> [YOUR INSTRUCTIONS]
Pull out every line in the entries below that contains the string "default", and list those lines.

------------------------------------------------

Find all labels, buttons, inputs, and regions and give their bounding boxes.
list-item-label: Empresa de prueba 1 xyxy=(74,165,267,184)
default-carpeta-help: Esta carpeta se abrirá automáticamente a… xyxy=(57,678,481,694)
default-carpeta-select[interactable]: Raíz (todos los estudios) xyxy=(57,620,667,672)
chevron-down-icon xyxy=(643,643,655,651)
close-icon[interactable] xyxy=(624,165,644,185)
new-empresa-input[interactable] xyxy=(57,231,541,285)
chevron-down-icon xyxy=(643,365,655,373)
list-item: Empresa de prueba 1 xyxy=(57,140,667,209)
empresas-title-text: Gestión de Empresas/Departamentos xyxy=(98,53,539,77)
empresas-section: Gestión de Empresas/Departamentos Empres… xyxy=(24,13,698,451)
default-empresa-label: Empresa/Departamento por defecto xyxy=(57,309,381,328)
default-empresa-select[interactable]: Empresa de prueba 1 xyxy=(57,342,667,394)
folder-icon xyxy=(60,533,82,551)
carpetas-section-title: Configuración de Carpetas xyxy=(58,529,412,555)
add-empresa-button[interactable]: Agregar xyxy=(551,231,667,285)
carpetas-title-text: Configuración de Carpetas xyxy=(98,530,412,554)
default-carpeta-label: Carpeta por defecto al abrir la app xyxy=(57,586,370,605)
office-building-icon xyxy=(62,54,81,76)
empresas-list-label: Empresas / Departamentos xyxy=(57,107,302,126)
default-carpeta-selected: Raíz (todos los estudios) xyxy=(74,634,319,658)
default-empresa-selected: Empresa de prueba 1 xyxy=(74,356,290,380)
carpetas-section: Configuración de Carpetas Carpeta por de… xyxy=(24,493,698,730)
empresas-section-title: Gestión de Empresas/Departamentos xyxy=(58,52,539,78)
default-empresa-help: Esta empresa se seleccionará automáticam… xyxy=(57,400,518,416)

------------------------------------------------

> [PROBLEM SOLUTION]
default-carpeta-help: Esta carpeta se abrirá automáticamente a… xyxy=(57,678,481,694)
default-carpeta-select[interactable]: Raíz (todos los estudios) xyxy=(57,620,667,672)
default-empresa-label: Empresa/Departamento por defecto xyxy=(57,309,381,328)
default-empresa-select[interactable]: Empresa de prueba 1 xyxy=(57,342,667,394)
default-carpeta-label: Carpeta por defecto al abrir la app xyxy=(57,586,370,605)
default-carpeta-selected: Raíz (todos los estudios) xyxy=(74,634,319,658)
default-empresa-selected: Empresa de prueba 1 xyxy=(74,356,290,380)
default-empresa-help: Esta empresa se seleccionará automáticam… xyxy=(57,400,518,416)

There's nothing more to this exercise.